* **AIM**
Print the entries verbatim, leaving out the images they contain.

* **Records from a collection**
· · ·

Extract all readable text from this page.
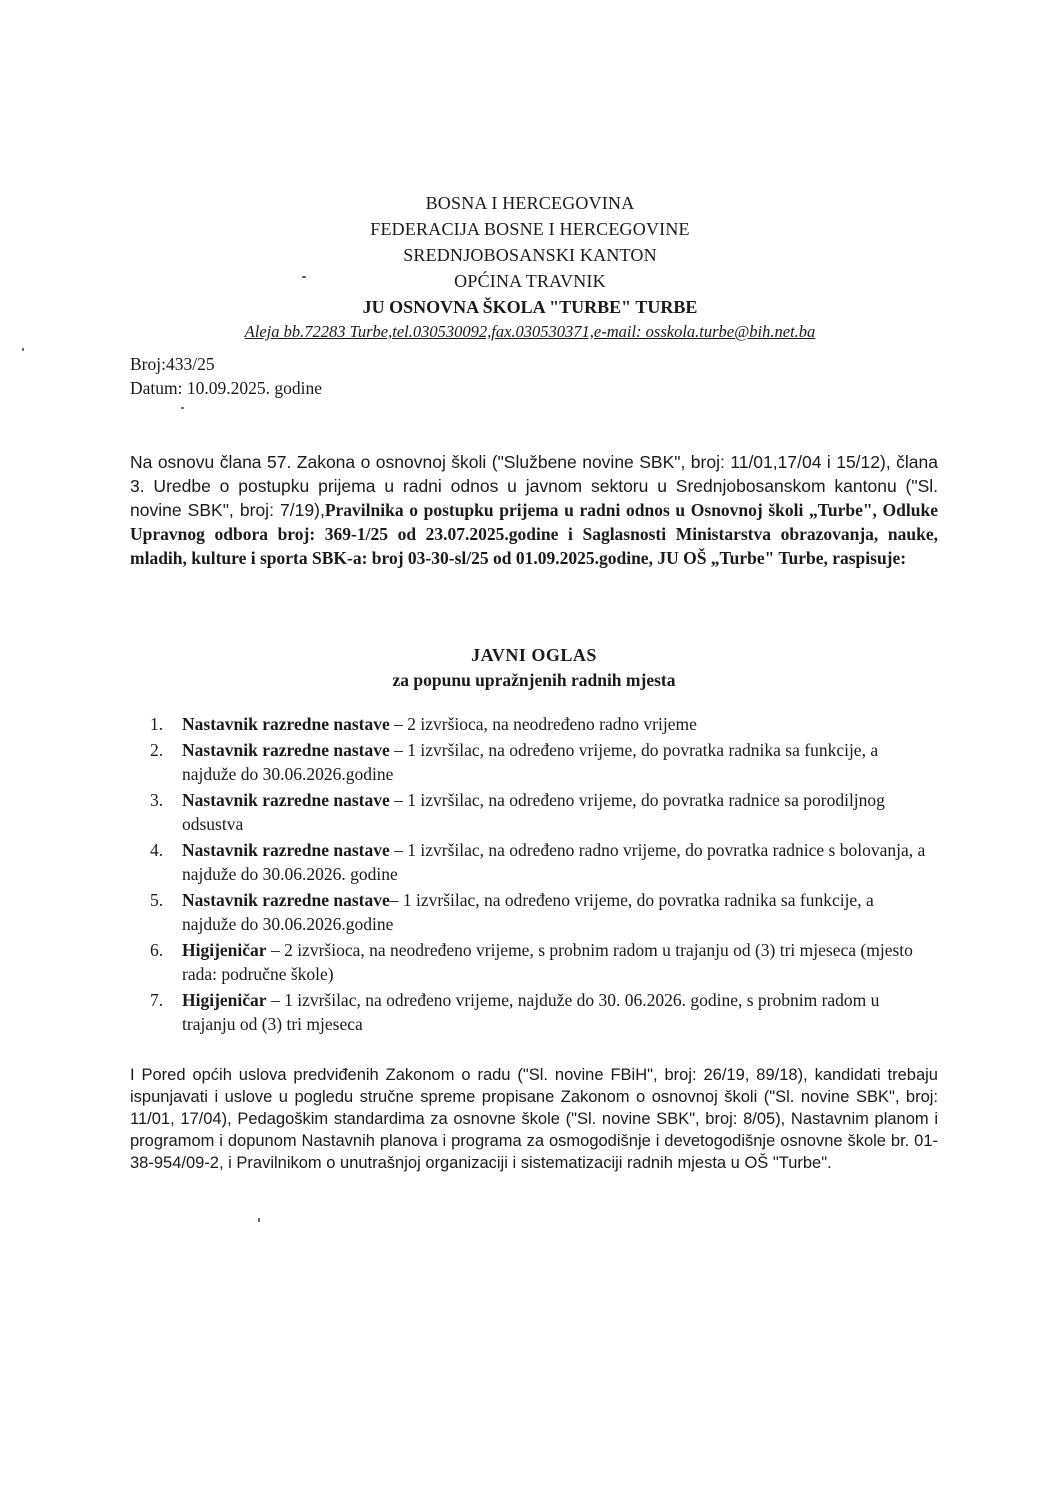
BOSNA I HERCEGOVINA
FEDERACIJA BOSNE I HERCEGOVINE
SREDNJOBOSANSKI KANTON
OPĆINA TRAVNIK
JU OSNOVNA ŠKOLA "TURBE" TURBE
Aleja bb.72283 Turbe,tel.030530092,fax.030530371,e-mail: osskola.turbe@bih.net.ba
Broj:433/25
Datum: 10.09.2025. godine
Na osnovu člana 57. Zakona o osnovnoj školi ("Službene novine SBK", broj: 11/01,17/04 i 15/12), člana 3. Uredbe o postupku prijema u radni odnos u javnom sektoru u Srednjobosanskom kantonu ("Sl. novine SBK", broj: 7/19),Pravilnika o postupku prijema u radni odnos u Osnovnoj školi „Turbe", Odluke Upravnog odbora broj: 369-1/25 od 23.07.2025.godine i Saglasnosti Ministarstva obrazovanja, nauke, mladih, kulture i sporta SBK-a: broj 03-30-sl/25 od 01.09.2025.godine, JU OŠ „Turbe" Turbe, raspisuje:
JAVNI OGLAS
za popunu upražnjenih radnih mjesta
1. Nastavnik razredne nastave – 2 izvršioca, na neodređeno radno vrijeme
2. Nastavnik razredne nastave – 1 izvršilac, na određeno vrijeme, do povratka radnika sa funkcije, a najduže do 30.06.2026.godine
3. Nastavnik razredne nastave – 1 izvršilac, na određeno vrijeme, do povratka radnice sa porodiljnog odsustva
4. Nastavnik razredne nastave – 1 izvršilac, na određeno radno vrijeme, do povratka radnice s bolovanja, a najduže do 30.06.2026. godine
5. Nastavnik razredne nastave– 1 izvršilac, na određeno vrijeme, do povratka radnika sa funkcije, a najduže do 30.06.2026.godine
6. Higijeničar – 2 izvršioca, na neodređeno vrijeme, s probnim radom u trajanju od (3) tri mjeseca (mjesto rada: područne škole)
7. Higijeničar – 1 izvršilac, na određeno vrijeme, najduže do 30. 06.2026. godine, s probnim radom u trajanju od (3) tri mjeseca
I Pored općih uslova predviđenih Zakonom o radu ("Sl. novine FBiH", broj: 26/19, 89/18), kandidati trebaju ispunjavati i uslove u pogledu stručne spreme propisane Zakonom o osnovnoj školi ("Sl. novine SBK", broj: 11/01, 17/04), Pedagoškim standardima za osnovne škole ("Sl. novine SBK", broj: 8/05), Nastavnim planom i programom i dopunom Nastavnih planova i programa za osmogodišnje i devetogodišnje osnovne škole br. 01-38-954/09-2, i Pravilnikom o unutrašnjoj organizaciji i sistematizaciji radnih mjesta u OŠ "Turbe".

· · ·

* **ANSWER TO THIS EXERCISE**
Extract all readable text from this page.
BOSNA I HERCEGOVINA
FEDERACIJA BOSNE I HERCEGOVINE
SREDNJOBOSANSKI KANTON
OPĆINA TRAVNIK
JU OSNOVNA ŠKOLA "TURBE" TURBE
Aleja bb.72283 Turbe,tel.030530092,fax.030530371,e-mail: osskola.turbe@bih.net.ba
Broj:433/25
Datum: 10.09.2025. godine
Na osnovu člana 57. Zakona o osnovnoj školi ("Službene novine SBK", broj: 11/01,17/04 i 15/12), člana 3. Uredbe o postupku prijema u radni odnos u javnom sektoru u Srednjobosanskom kantonu ("Sl. novine SBK", broj: 7/19),Pravilnika o postupku prijema u radni odnos u Osnovnoj školi „Turbe", Odluke Upravnog odbora broj: 369-1/25 od 23.07.2025.godine i Saglasnosti Ministarstva obrazovanja, nauke, mladih, kulture i sporta SBK-a: broj 03-30-sl/25 od 01.09.2025.godine, JU OŠ „Turbe" Turbe, raspisuje:
JAVNI OGLAS
za popunu upražnjenih radnih mjesta
1. Nastavnik razredne nastave – 2 izvršioca, na neodređeno radno vrijeme
2. Nastavnik razredne nastave – 1 izvršilac, na određeno vrijeme, do povratka radnika sa funkcije, a najduže do 30.06.2026.godine
3. Nastavnik razredne nastave – 1 izvršilac, na određeno vrijeme, do povratka radnice sa porodiljnog odsustva
4. Nastavnik razredne nastave – 1 izvršilac, na određeno radno vrijeme, do povratka radnice s bolovanja, a najduže do 30.06.2026. godine
5. Nastavnik razredne nastave– 1 izvršilac, na određeno vrijeme, do povratka radnika sa funkcije, a najduže do 30.06.2026.godine
6. Higijeničar – 2 izvršioca, na neodređeno vrijeme, s probnim radom u trajanju od (3) tri mjeseca (mjesto rada: područne škole)
7. Higijeničar – 1 izvršilac, na određeno vrijeme, najduže do 30. 06.2026. godine, s probnim radom u trajanju od (3) tri mjeseca
I Pored općih uslova predviđenih Zakonom o radu ("Sl. novine FBiH", broj: 26/19, 89/18), kandidati trebaju ispunjavati i uslove u pogledu stručne spreme propisane Zakonom o osnovnoj školi ("Sl. novine SBK", broj: 11/01, 17/04), Pedagoškim standardima za osnovne škole ("Sl. novine SBK", broj: 8/05), Nastavnim planom i programom i dopunom Nastavnih planova i programa za osmogodišnje i devetogodišnje osnovne škole br. 01-38-954/09-2, i Pravilnikom o unutrašnjoj organizaciji i sistematizaciji radnih mjesta u OŠ "Turbe".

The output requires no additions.